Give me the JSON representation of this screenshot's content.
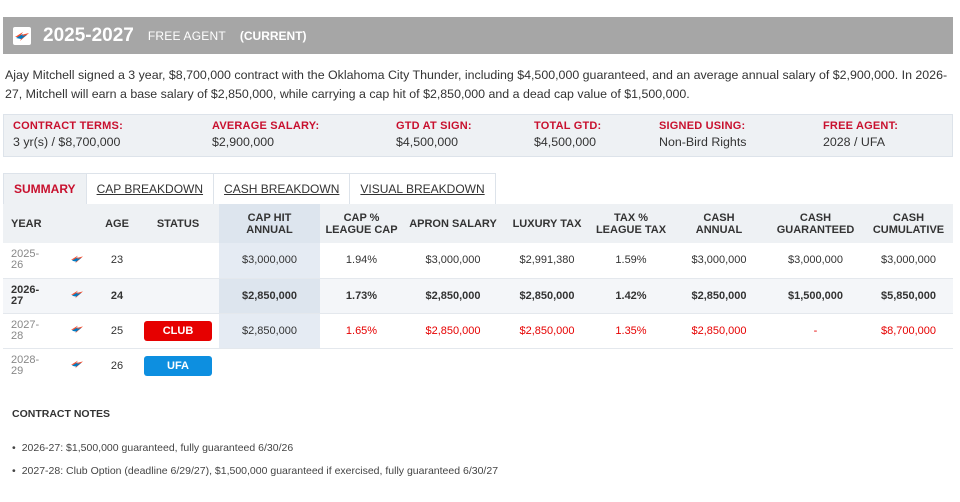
{
  "header": {
    "years": "2025-2027",
    "status": "FREE AGENT",
    "current": "(CURRENT)"
  },
  "description": "Ajay Mitchell signed a 3 year, $8,700,000 contract with the Oklahoma City Thunder, including $4,500,000 guaranteed, and an average annual salary of $2,900,000. In 2026-27, Mitchell will earn a base salary of $2,850,000, while carrying a cap hit of $2,850,000 and a dead cap value of $1,500,000.",
  "terms": [
    {
      "label": "CONTRACT TERMS:",
      "value": "3 yr(s) / $8,700,000"
    },
    {
      "label": "AVERAGE SALARY:",
      "value": "$2,900,000"
    },
    {
      "label": "GTD AT SIGN:",
      "value": "$4,500,000"
    },
    {
      "label": "TOTAL GTD:",
      "value": "$4,500,000"
    },
    {
      "label": "SIGNED USING:",
      "value": "Non-Bird Rights"
    },
    {
      "label": "FREE AGENT:",
      "value": "2028 / UFA"
    }
  ],
  "tabs": [
    "SUMMARY",
    "CAP BREAKDOWN",
    "CASH BREAKDOWN",
    "VISUAL BREAKDOWN"
  ],
  "table": {
    "headers": {
      "year": "YEAR",
      "age": "AGE",
      "status": "STATUS",
      "cap_hit_1": "CAP HIT",
      "cap_hit_2": "ANNUAL",
      "cap_pct_1": "CAP %",
      "cap_pct_2": "LEAGUE CAP",
      "apron": "APRON SALARY",
      "lux": "LUXURY TAX",
      "tax_pct_1": "TAX %",
      "tax_pct_2": "LEAGUE TAX",
      "cash_annual_1": "CASH",
      "cash_annual_2": "ANNUAL",
      "cash_gtd_1": "CASH",
      "cash_gtd_2": "GUARANTEED",
      "cash_cum_1": "CASH",
      "cash_cum_2": "CUMULATIVE"
    },
    "rows": [
      {
        "y1": "2025-",
        "y2": "26",
        "age": "23",
        "status": "",
        "cap_hit": "$3,000,000",
        "cap_pct": "1.94%",
        "apron": "$3,000,000",
        "lux": "$2,991,380",
        "tax_pct": "1.59%",
        "cash_annual": "$3,000,000",
        "cash_gtd": "$3,000,000",
        "cash_cum": "$3,000,000"
      },
      {
        "y1": "2026-",
        "y2": "27",
        "age": "24",
        "status": "",
        "cap_hit": "$2,850,000",
        "cap_pct": "1.73%",
        "apron": "$2,850,000",
        "lux": "$2,850,000",
        "tax_pct": "1.42%",
        "cash_annual": "$2,850,000",
        "cash_gtd": "$1,500,000",
        "cash_cum": "$5,850,000"
      },
      {
        "y1": "2027-",
        "y2": "28",
        "age": "25",
        "status": "CLUB",
        "cap_hit": "$2,850,000",
        "cap_pct": "1.65%",
        "apron": "$2,850,000",
        "lux": "$2,850,000",
        "tax_pct": "1.35%",
        "cash_annual": "$2,850,000",
        "cash_gtd": "-",
        "cash_cum": "$8,700,000"
      },
      {
        "y1": "2028-",
        "y2": "29",
        "age": "26",
        "status": "UFA"
      }
    ]
  },
  "notes": {
    "title": "CONTRACT NOTES",
    "items": [
      "2026-27: $1,500,000 guaranteed, fully guaranteed 6/30/26",
      "2027-28: Club Option (deadline 6/29/27), $1,500,000 guaranteed if exercised, fully guaranteed 6/30/27"
    ]
  },
  "colors": {
    "accent_red": "#c8102e",
    "club_badge": "#e60000",
    "ufa_badge": "#0d8fe0",
    "header_bg": "#a6a6a6"
  },
  "icons": {
    "team_logo": "thunder-logo-icon"
  }
}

* [What you have to do]: Repeat the data in full and exactly. Omit pictures.

* [Full answer]:
Give me the JSON representation of this screenshot's content.
{
  "header": {
    "years": "2025-2027",
    "status": "FREE AGENT",
    "current": "(CURRENT)"
  },
  "description": "Ajay Mitchell signed a 3 year, $8,700,000 contract with the Oklahoma City Thunder, including $4,500,000 guaranteed, and an average annual salary of $2,900,000. In 2026-27, Mitchell will earn a base salary of $2,850,000, while carrying a cap hit of $2,850,000 and a dead cap value of $1,500,000.",
  "terms": [
    {
      "label": "CONTRACT TERMS:",
      "value": "3 yr(s) / $8,700,000"
    },
    {
      "label": "AVERAGE SALARY:",
      "value": "$2,900,000"
    },
    {
      "label": "GTD AT SIGN:",
      "value": "$4,500,000"
    },
    {
      "label": "TOTAL GTD:",
      "value": "$4,500,000"
    },
    {
      "label": "SIGNED USING:",
      "value": "Non-Bird Rights"
    },
    {
      "label": "FREE AGENT:",
      "value": "2028 / UFA"
    }
  ],
  "tabs": [
    "SUMMARY",
    "CAP BREAKDOWN",
    "CASH BREAKDOWN",
    "VISUAL BREAKDOWN"
  ],
  "table": {
    "headers": {
      "year": "YEAR",
      "age": "AGE",
      "status": "STATUS",
      "cap_hit_1": "CAP HIT",
      "cap_hit_2": "ANNUAL",
      "cap_pct_1": "CAP %",
      "cap_pct_2": "LEAGUE CAP",
      "apron": "APRON SALARY",
      "lux": "LUXURY TAX",
      "tax_pct_1": "TAX %",
      "tax_pct_2": "LEAGUE TAX",
      "cash_annual_1": "CASH",
      "cash_annual_2": "ANNUAL",
      "cash_gtd_1": "CASH",
      "cash_gtd_2": "GUARANTEED",
      "cash_cum_1": "CASH",
      "cash_cum_2": "CUMULATIVE"
    },
    "rows": [
      {
        "y1": "2025-",
        "y2": "26",
        "age": "23",
        "status": "",
        "cap_hit": "$3,000,000",
        "cap_pct": "1.94%",
        "apron": "$3,000,000",
        "lux": "$2,991,380",
        "tax_pct": "1.59%",
        "cash_annual": "$3,000,000",
        "cash_gtd": "$3,000,000",
        "cash_cum": "$3,000,000"
      },
      {
        "y1": "2026-",
        "y2": "27",
        "age": "24",
        "status": "",
        "cap_hit": "$2,850,000",
        "cap_pct": "1.73%",
        "apron": "$2,850,000",
        "lux": "$2,850,000",
        "tax_pct": "1.42%",
        "cash_annual": "$2,850,000",
        "cash_gtd": "$1,500,000",
        "cash_cum": "$5,850,000"
      },
      {
        "y1": "2027-",
        "y2": "28",
        "age": "25",
        "status": "CLUB",
        "cap_hit": "$2,850,000",
        "cap_pct": "1.65%",
        "apron": "$2,850,000",
        "lux": "$2,850,000",
        "tax_pct": "1.35%",
        "cash_annual": "$2,850,000",
        "cash_gtd": "-",
        "cash_cum": "$8,700,000"
      },
      {
        "y1": "2028-",
        "y2": "29",
        "age": "26",
        "status": "UFA"
      }
    ]
  },
  "notes": {
    "title": "CONTRACT NOTES",
    "items": [
      "2026-27: $1,500,000 guaranteed, fully guaranteed 6/30/26",
      "2027-28: Club Option (deadline 6/29/27), $1,500,000 guaranteed if exercised, fully guaranteed 6/30/27"
    ]
  },
  "colors": {
    "accent_red": "#c8102e",
    "club_badge": "#e60000",
    "ufa_badge": "#0d8fe0",
    "header_bg": "#a6a6a6"
  },
  "icons": {
    "team_logo": "thunder-logo-icon"
  }
}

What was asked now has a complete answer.